#### Source material:
____________________

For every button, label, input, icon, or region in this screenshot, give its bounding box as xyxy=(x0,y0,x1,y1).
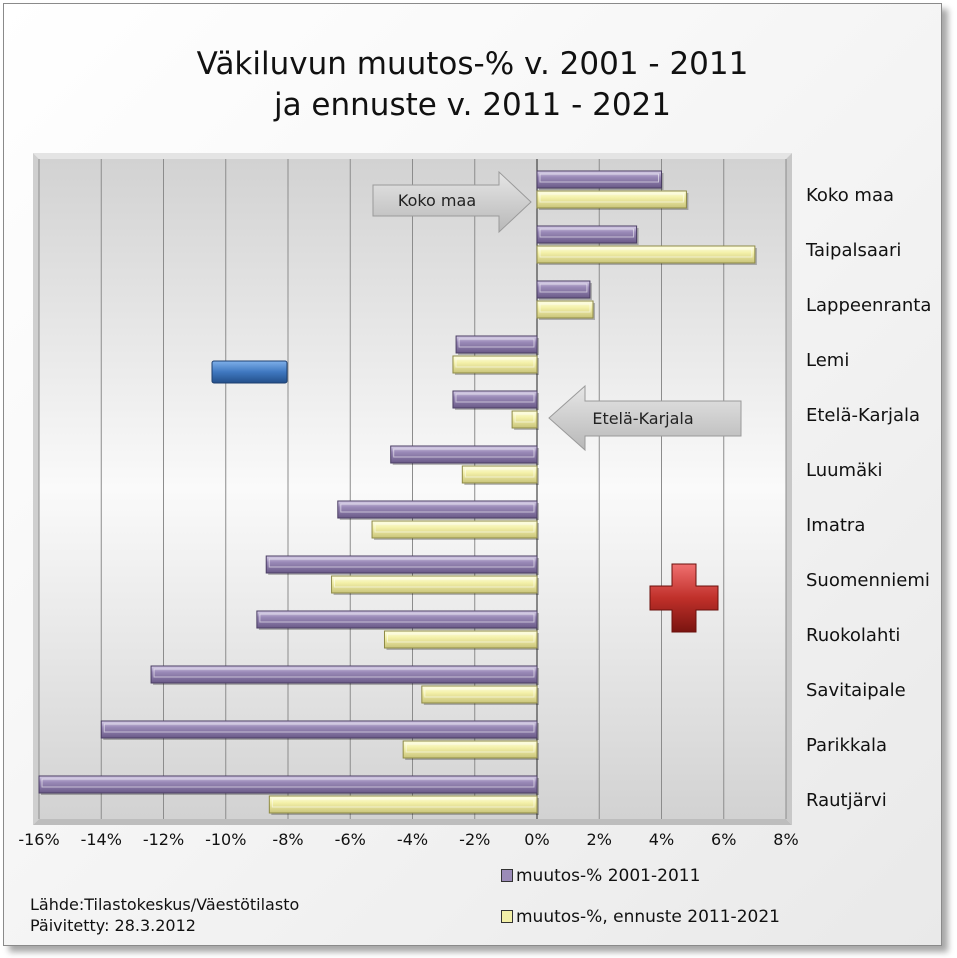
x-tick-label: -4% xyxy=(397,830,428,849)
bar-bevel xyxy=(539,173,659,183)
bar-bevel xyxy=(340,503,535,513)
category-label: Etelä-Karjala xyxy=(806,405,920,426)
chart-title-line-2: ja ennuste v. 2011 - 2021 xyxy=(273,87,672,123)
category-label: Imatra xyxy=(806,515,865,536)
bar-bevel xyxy=(539,228,635,238)
chart-title-line-1: Väkiluvun muutos-% v. 2001 - 2011 xyxy=(196,46,749,82)
bar-series-2 xyxy=(331,575,538,594)
bar-series-2 xyxy=(268,795,538,814)
bar-bevel xyxy=(374,523,535,533)
bar-series-1 xyxy=(390,445,538,464)
legend-label-series-2: muutos-%, ennuste 2011-2021 xyxy=(516,907,780,927)
bar-series-1 xyxy=(265,555,538,574)
category-label: Rautjärvi xyxy=(806,790,887,811)
category-label: Parikkala xyxy=(806,735,887,756)
bar-series-1 xyxy=(38,775,538,794)
bar-chart: -16% -14% -12% -10% -8% -6% -4% -2% 0% 2% 4% 6% 8% K… xyxy=(18,153,931,849)
chart-frame: Väkiluvun muutos-% v. 2001 - 2011 ja enn… xyxy=(3,3,942,946)
category-label: Taipalsaari xyxy=(805,240,901,261)
source-line: Lähde:Tilastokeskus/Väestötilasto xyxy=(30,895,300,914)
bar-series-1 xyxy=(455,335,538,354)
legend-series-1: muutos-% 2001-2011 xyxy=(501,866,700,886)
category-label: Lemi xyxy=(806,350,849,371)
bar-bevel xyxy=(405,743,535,753)
callout-arrow-koko-maa xyxy=(372,170,532,234)
x-tick-label: -8% xyxy=(272,830,303,849)
category-label: Lappeenranta xyxy=(806,295,931,316)
legend-swatch-series-1 xyxy=(501,869,513,882)
bar-bevel xyxy=(103,723,535,733)
bar-series-2 xyxy=(461,465,538,484)
bar-bevel xyxy=(455,358,535,368)
bar-bevel xyxy=(393,448,535,458)
bar-series-1 xyxy=(536,225,638,244)
bar-bevel xyxy=(386,633,535,643)
bar-bevel xyxy=(514,413,535,423)
x-tick-label: -2% xyxy=(459,830,490,849)
category-label: Suomenniemi xyxy=(806,570,930,591)
bar-bevel xyxy=(458,338,535,348)
bar-series-2 xyxy=(402,740,538,759)
x-tick-label: -16% xyxy=(18,830,59,849)
bar-bevel xyxy=(539,248,753,258)
bar-bevel xyxy=(153,668,535,678)
bar-series-1 xyxy=(452,390,538,409)
legend-series-2: muutos-%, ennuste 2011-2021 xyxy=(501,907,780,927)
red-plus-shape xyxy=(649,563,719,633)
bar-bevel xyxy=(268,558,535,568)
bar-bevel xyxy=(455,393,535,403)
bar-series-2 xyxy=(511,410,538,429)
plot-bevel-left xyxy=(33,153,39,825)
blue-minus-shape xyxy=(211,360,288,384)
x-tick-label: 4% xyxy=(649,830,674,849)
category-label: Luumäki xyxy=(806,460,883,481)
bar-bevel xyxy=(539,283,588,293)
category-label: Ruokolahti xyxy=(806,625,900,646)
bar-series-2 xyxy=(383,630,538,649)
bar-bevel xyxy=(464,468,535,478)
bar-series-2 xyxy=(536,300,594,319)
bar-bevel xyxy=(271,798,535,808)
bar-series-1 xyxy=(337,500,538,519)
x-tick-label: 6% xyxy=(711,830,736,849)
bar-series-1 xyxy=(536,280,591,299)
x-tick-label: 8% xyxy=(773,830,798,849)
updated-line: Päivitetty: 28.3.2012 xyxy=(30,916,196,935)
bar-bevel xyxy=(539,303,591,313)
plot-bevel-bottom xyxy=(33,819,792,825)
bar-bevel xyxy=(41,778,535,788)
bar-bevel xyxy=(259,613,535,623)
legend-swatch-series-2 xyxy=(501,910,513,923)
callout-label-etela-karjala: Etelä-Karjala xyxy=(592,409,693,428)
x-tick-label: 2% xyxy=(587,830,612,849)
plot-bevel-right xyxy=(786,153,792,825)
bar-bevel xyxy=(424,688,535,698)
bar-series-1 xyxy=(150,665,538,684)
callout-label-koko-maa: Koko maa xyxy=(398,191,476,210)
bar-series-2 xyxy=(421,685,538,704)
bar-series-2 xyxy=(536,245,756,264)
bar-bevel xyxy=(539,193,684,203)
legend-label-series-1: muutos-% 2001-2011 xyxy=(516,866,701,886)
category-label: Koko maa xyxy=(806,185,894,206)
bar-series-1 xyxy=(100,720,538,739)
bar-series-2 xyxy=(452,355,538,374)
callout-arrow-etela-karjala xyxy=(548,384,742,452)
bar-series-1 xyxy=(256,610,538,629)
x-tick-label: -10% xyxy=(205,830,246,849)
x-tick-label: 0% xyxy=(524,830,549,849)
bar-series-2 xyxy=(371,520,538,539)
x-tick-label: -12% xyxy=(143,830,184,849)
bar-series-2 xyxy=(536,190,687,209)
plot-bevel-top xyxy=(33,153,792,159)
category-label: Savitaipale xyxy=(806,680,906,701)
bar-bevel xyxy=(334,578,535,588)
bar-series-1 xyxy=(536,170,662,189)
x-tick-label: -14% xyxy=(81,830,122,849)
x-tick-label: -6% xyxy=(335,830,366,849)
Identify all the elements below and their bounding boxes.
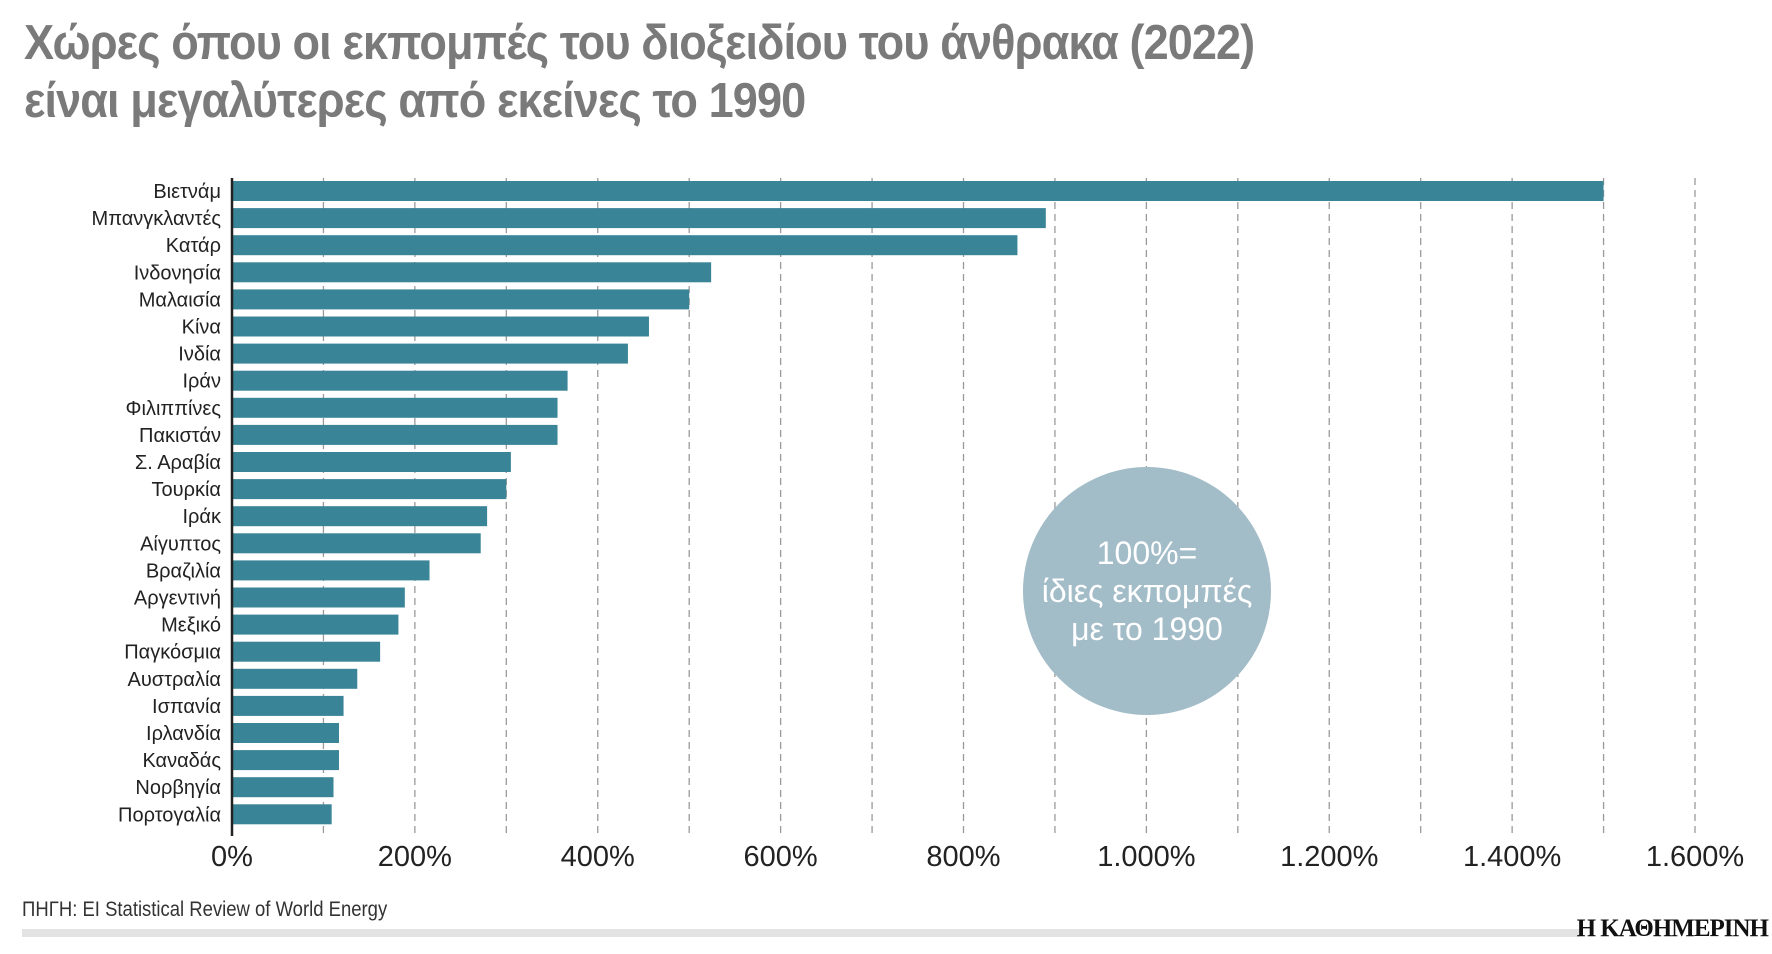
category-label: Βιετνάμ: [153, 181, 221, 203]
category-label: Φιλιππίνες: [126, 398, 222, 420]
category-label: Ιράν: [183, 371, 222, 393]
footer-rule: [22, 929, 1580, 937]
annotation-bubble: [1023, 467, 1271, 715]
bar-11: [232, 479, 507, 500]
bar-23: [232, 804, 332, 825]
x-tick-label: 600%: [744, 841, 818, 873]
category-label: Τουρκία: [152, 479, 221, 501]
chart-title: Χώρες όπου οι εκπομπές του διοξειδίου το…: [24, 14, 1588, 130]
bar-21: [232, 750, 339, 771]
category-label: Αίγυπτος: [140, 533, 221, 555]
bar-12: [232, 506, 488, 527]
category-label: Κίνα: [182, 317, 221, 339]
bar-6: [232, 343, 628, 364]
title-line-2: είναι μεγαλύτερες από εκείνες το 1990: [24, 74, 806, 128]
x-tick-label: 800%: [926, 841, 1000, 873]
category-label: Ινδονησία: [134, 262, 221, 284]
category-label: Καναδάς: [142, 750, 221, 772]
bar-10: [232, 452, 511, 472]
annotation-text-line-1: 100%=: [1097, 535, 1198, 571]
bar-2: [232, 235, 1018, 256]
category-label: Νορβηγία: [135, 777, 221, 799]
bar-19: [232, 695, 344, 716]
x-tick-label: 1.400%: [1463, 841, 1561, 873]
bar-3: [232, 262, 712, 283]
category-label: Παγκόσμια: [124, 642, 221, 664]
x-tick-label: 400%: [561, 841, 635, 873]
annotation-text-line-2: ίδιες εκπομπές: [1042, 573, 1253, 609]
bar-8: [232, 397, 558, 418]
bar-9: [232, 424, 558, 445]
category-label: Αυστραλία: [128, 669, 221, 691]
category-label: Πακιστάν: [139, 425, 221, 447]
x-tick-label: 1.200%: [1280, 841, 1378, 873]
bar-15: [232, 587, 405, 608]
bar-5: [232, 316, 649, 337]
bar-22: [232, 777, 334, 798]
category-label: Πορτογαλία: [118, 804, 221, 826]
category-label: Ιρλανδία: [146, 723, 221, 745]
bar-4: [232, 289, 690, 310]
bar-7: [232, 370, 568, 391]
x-tick-label: 0%: [211, 841, 253, 873]
publisher-logo: Η ΚΑΘΗΜΕΡΙΝΗ: [1576, 915, 1769, 942]
category-label: Σ. Αραβία: [135, 452, 221, 474]
category-label: Αργεντινή: [134, 588, 221, 610]
bar-20: [232, 723, 339, 743]
x-tick-label: 1.600%: [1646, 841, 1744, 873]
bar-14: [232, 560, 430, 581]
category-label: Ινδία: [178, 344, 221, 366]
bar-13: [232, 533, 481, 554]
x-tick-label: 200%: [378, 841, 452, 873]
category-label: Μεξικό: [161, 615, 221, 637]
category-label: Κατάρ: [166, 235, 221, 257]
title-line-1: Χώρες όπου οι εκπομπές του διοξειδίου το…: [24, 16, 1255, 70]
bar-17: [232, 641, 381, 662]
bar-16: [232, 614, 399, 635]
x-tick-label: 1.000%: [1097, 841, 1195, 873]
bar-0: [232, 181, 1604, 201]
category-label: Ισπανία: [152, 696, 221, 718]
source-note: ΠΗΓΗ: EI Statistical Review of World Ene…: [22, 898, 388, 921]
bar-1: [232, 208, 1046, 229]
bar-18: [232, 668, 358, 689]
category-label: Βραζιλία: [146, 560, 221, 582]
annotation-text-line-3: με το 1990: [1071, 611, 1223, 647]
category-label: Μαλαισία: [139, 289, 221, 311]
category-label: Ιράκ: [183, 506, 222, 528]
category-label: Μπανγκλαντές: [92, 208, 222, 230]
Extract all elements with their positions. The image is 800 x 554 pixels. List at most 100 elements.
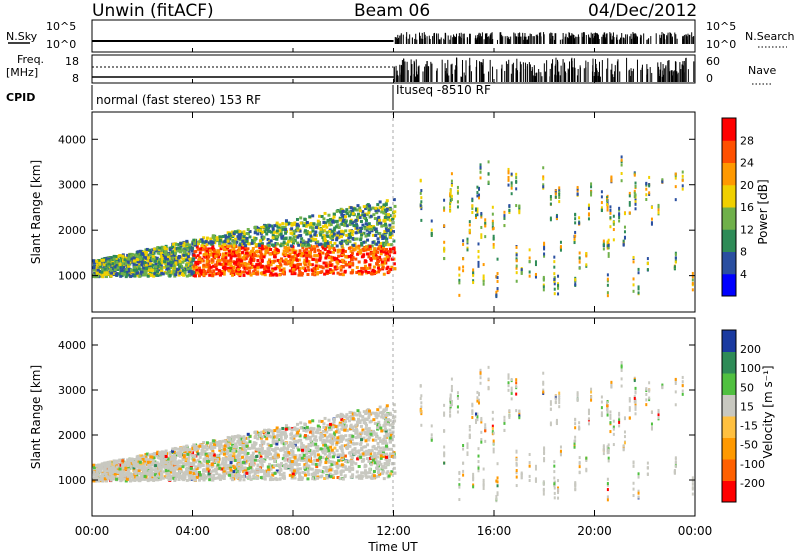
velocity-cell [368,471,372,475]
power-cell [480,235,483,239]
power-cell [280,235,284,239]
power-cell [390,233,394,237]
power-cell [123,259,127,263]
power-cell [226,239,230,243]
power-cell [385,207,389,211]
power-cell [192,264,196,268]
velocity-cell [279,467,283,471]
power-cell [218,262,222,266]
power-cell [515,204,518,208]
power-cell [309,221,313,225]
power-cell [198,268,202,272]
power-cell [205,243,209,247]
power-cell [212,264,216,268]
velocity-cell [275,428,279,432]
power-cell [315,272,319,276]
power-cell [163,246,167,250]
velocity-cell [322,422,326,426]
power-cell [309,248,313,252]
power-cell [112,263,116,267]
power-cell [558,195,561,199]
power-cell [246,262,250,266]
power-cell [260,259,264,263]
power-cell [317,243,321,247]
power-cell [243,245,247,249]
power-cell [507,175,510,179]
power-cell [384,201,388,205]
power-cell [199,247,203,251]
power-cell [389,268,393,272]
power-cell [606,291,609,295]
power-cell [602,247,605,251]
velocity-cell [331,460,335,464]
power-cell [184,267,188,271]
power-cell [392,239,396,243]
power-cell [344,210,348,214]
power-cell [319,265,323,269]
velocity-cell [159,468,163,472]
power-cell [240,257,244,261]
power-cell [267,248,271,252]
power-cell [366,225,370,229]
velocity-cell [393,419,397,423]
power-cell [295,222,299,226]
power-cell [142,273,146,277]
velocity-cell [222,468,226,472]
power-cell [466,240,469,244]
power-cell [229,272,233,276]
power-cell [241,251,245,255]
power-cell [480,233,483,237]
power-cell [241,239,245,243]
velocity-cell [269,476,273,480]
power-cell [378,206,382,210]
power-cell [574,221,577,225]
power-cell [534,272,537,276]
power-cell [283,226,287,230]
freq-label: Freq. [17,53,44,66]
power-cell [261,230,265,234]
power-cell [528,260,531,264]
power-cell [618,208,621,212]
power-cell [472,273,475,277]
power-cell [543,247,546,251]
power-cell [495,275,498,279]
power-cell [553,279,556,283]
power-cell [419,204,422,208]
power-cell [281,222,285,226]
power-cell [135,271,139,275]
power-cell [372,213,376,217]
power-cell [138,274,142,278]
power-cell [458,293,461,297]
power-cell [138,256,142,260]
power-cell [366,238,370,242]
power-cell [297,234,301,238]
power-cell [507,178,510,182]
power-cell [282,272,286,276]
power-cell [247,242,251,246]
velocity-cell [386,422,390,426]
power-cell [296,224,300,228]
velocity-cell [359,424,363,428]
power-cell [103,267,107,271]
power-cell [323,272,327,276]
power-cell [607,243,610,247]
velocity-cell [363,445,367,449]
velocity-cell [351,415,355,419]
velocity-cell [284,436,288,440]
power-cell [198,240,202,244]
velocity-cell [151,476,155,480]
power-cell [258,229,262,233]
velocity-cell [357,464,361,468]
velocity-cell [378,411,382,415]
power-cell [274,272,278,276]
power-cell [268,273,272,277]
power-cell [105,271,109,275]
power-cell [274,242,278,246]
power-cell [316,240,320,244]
power-cell [222,248,226,252]
power-cell [620,163,623,167]
power-cell [492,245,495,249]
power-cell [134,254,138,258]
power-cell [443,257,446,261]
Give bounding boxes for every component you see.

____________________

Print the lines exactly as they stand, starting with the line that contains "category-label: Βιετνάμ: [153, 181, 221, 203]" and going on through the line that contains "bar-22: [232, 777, 334, 798]".

category-label: Βιετνάμ: [153, 181, 221, 203]
category-label: Φιλιππίνες: [126, 398, 222, 420]
category-label: Ιράν: [183, 371, 222, 393]
footer-rule: [22, 929, 1580, 937]
annotation-bubble: [1023, 467, 1271, 715]
bar-11: [232, 479, 507, 500]
bar-23: [232, 804, 332, 825]
x-tick-label: 600%: [744, 841, 818, 873]
category-label: Τουρκία: [152, 479, 221, 501]
chart-title: Χώρες όπου οι εκπομπές του διοξειδίου το…: [24, 14, 1588, 130]
bar-21: [232, 750, 339, 771]
category-label: Αίγυπτος: [140, 533, 221, 555]
bar-12: [232, 506, 488, 527]
category-label: Κίνα: [182, 317, 221, 339]
bar-6: [232, 343, 628, 364]
title-line-2: είναι μεγαλύτερες από εκείνες το 1990: [24, 74, 806, 128]
x-tick-label: 800%: [926, 841, 1000, 873]
category-label: Ινδονησία: [134, 262, 221, 284]
category-label: Καναδάς: [142, 750, 221, 772]
bar-10: [232, 452, 511, 472]
annotation-text-line-1: 100%=: [1097, 535, 1198, 571]
bar-2: [232, 235, 1018, 256]
category-label: Νορβηγία: [135, 777, 221, 799]
bar-19: [232, 695, 344, 716]
x-tick-label: 1.400%: [1463, 841, 1561, 873]
bar-3: [232, 262, 712, 283]
category-label: Παγκόσμια: [124, 642, 221, 664]
x-tick-label: 400%: [561, 841, 635, 873]
annotation-text-line-2: ίδιες εκπομπές: [1042, 573, 1253, 609]
bar-8: [232, 397, 558, 418]
bar-9: [232, 424, 558, 445]
category-label: Αυστραλία: [128, 669, 221, 691]
category-label: Πακιστάν: [139, 425, 221, 447]
x-tick-label: 1.200%: [1280, 841, 1378, 873]
bar-15: [232, 587, 405, 608]
bar-5: [232, 316, 649, 337]
bar-22: [232, 777, 334, 798]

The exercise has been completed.